* INSTRUCTIONS FOR THE TASK *
All records below must be retyped exactly.

(Dataset entries on figures)
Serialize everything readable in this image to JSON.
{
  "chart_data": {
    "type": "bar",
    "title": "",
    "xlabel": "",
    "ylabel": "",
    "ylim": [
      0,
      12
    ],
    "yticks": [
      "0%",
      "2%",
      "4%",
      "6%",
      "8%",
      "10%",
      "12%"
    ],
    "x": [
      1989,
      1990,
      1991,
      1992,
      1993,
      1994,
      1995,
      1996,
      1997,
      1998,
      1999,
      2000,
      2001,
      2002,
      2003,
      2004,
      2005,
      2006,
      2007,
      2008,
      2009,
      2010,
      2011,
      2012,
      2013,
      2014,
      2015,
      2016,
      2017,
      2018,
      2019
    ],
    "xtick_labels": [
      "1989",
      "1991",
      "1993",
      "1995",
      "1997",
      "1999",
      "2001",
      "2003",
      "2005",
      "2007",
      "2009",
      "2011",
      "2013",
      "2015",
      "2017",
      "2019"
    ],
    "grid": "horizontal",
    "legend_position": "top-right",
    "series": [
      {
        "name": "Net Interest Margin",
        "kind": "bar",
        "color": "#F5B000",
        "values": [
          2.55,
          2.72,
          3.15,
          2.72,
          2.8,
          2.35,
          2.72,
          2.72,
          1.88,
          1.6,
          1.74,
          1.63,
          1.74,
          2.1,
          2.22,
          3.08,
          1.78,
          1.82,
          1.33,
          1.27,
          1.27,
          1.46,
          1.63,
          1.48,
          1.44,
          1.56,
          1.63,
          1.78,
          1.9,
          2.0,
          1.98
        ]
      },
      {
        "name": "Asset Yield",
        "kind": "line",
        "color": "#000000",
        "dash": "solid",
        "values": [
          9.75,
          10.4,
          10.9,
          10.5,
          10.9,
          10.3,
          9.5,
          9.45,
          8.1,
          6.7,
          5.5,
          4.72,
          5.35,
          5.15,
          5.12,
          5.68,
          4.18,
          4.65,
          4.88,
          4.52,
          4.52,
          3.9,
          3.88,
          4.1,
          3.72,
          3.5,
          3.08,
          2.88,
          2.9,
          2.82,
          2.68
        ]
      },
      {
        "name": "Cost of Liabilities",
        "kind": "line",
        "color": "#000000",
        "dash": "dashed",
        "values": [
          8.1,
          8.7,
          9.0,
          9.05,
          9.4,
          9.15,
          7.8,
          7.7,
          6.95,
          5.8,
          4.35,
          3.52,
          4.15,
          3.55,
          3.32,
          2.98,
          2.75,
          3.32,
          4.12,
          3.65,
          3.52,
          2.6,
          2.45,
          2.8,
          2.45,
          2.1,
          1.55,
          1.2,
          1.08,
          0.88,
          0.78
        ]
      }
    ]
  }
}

* WRITTEN SOLUTION *
Serialize everything readable in this image to JSON.
{
  "chart_data": {
    "type": "bar",
    "title": "",
    "xlabel": "",
    "ylabel": "",
    "ylim": [
      0,
      12
    ],
    "yticks": [
      "0%",
      "2%",
      "4%",
      "6%",
      "8%",
      "10%",
      "12%"
    ],
    "x": [
      1989,
      1990,
      1991,
      1992,
      1993,
      1994,
      1995,
      1996,
      1997,
      1998,
      1999,
      2000,
      2001,
      2002,
      2003,
      2004,
      2005,
      2006,
      2007,
      2008,
      2009,
      2010,
      2011,
      2012,
      2013,
      2014,
      2015,
      2016,
      2017,
      2018,
      2019
    ],
    "xtick_labels": [
      "1989",
      "1991",
      "1993",
      "1995",
      "1997",
      "1999",
      "2001",
      "2003",
      "2005",
      "2007",
      "2009",
      "2011",
      "2013",
      "2015",
      "2017",
      "2019"
    ],
    "grid": "horizontal",
    "legend_position": "top-right",
    "series": [
      {
        "name": "Net Interest Margin",
        "kind": "bar",
        "color": "#F5B000",
        "values": [
          2.55,
          2.72,
          3.15,
          2.72,
          2.8,
          2.35,
          2.72,
          2.72,
          1.88,
          1.6,
          1.74,
          1.63,
          1.74,
          2.1,
          2.22,
          3.08,
          1.78,
          1.82,
          1.33,
          1.27,
          1.27,
          1.46,
          1.63,
          1.48,
          1.44,
          1.56,
          1.63,
          1.78,
          1.9,
          2.0,
          1.98
        ]
      },
      {
        "name": "Asset Yield",
        "kind": "line",
        "color": "#000000",
        "dash": "solid",
        "values": [
          9.75,
          10.4,
          10.9,
          10.5,
          10.9,
          10.3,
          9.5,
          9.45,
          8.1,
          6.7,
          5.5,
          4.72,
          5.35,
          5.15,
          5.12,
          5.68,
          4.18,
          4.65,
          4.88,
          4.52,
          4.52,
          3.9,
          3.88,
          4.1,
          3.72,
          3.5,
          3.08,
          2.88,
          2.9,
          2.82,
          2.68
        ]
      },
      {
        "name": "Cost of Liabilities",
        "kind": "line",
        "color": "#000000",
        "dash": "dashed",
        "values": [
          8.1,
          8.7,
          9.0,
          9.05,
          9.4,
          9.15,
          7.8,
          7.7,
          6.95,
          5.8,
          4.35,
          3.52,
          4.15,
          3.55,
          3.32,
          2.98,
          2.75,
          3.32,
          4.12,
          3.65,
          3.52,
          2.6,
          2.45,
          2.8,
          2.45,
          2.1,
          1.55,
          1.2,
          1.08,
          0.88,
          0.78
        ]
      }
    ]
  }
}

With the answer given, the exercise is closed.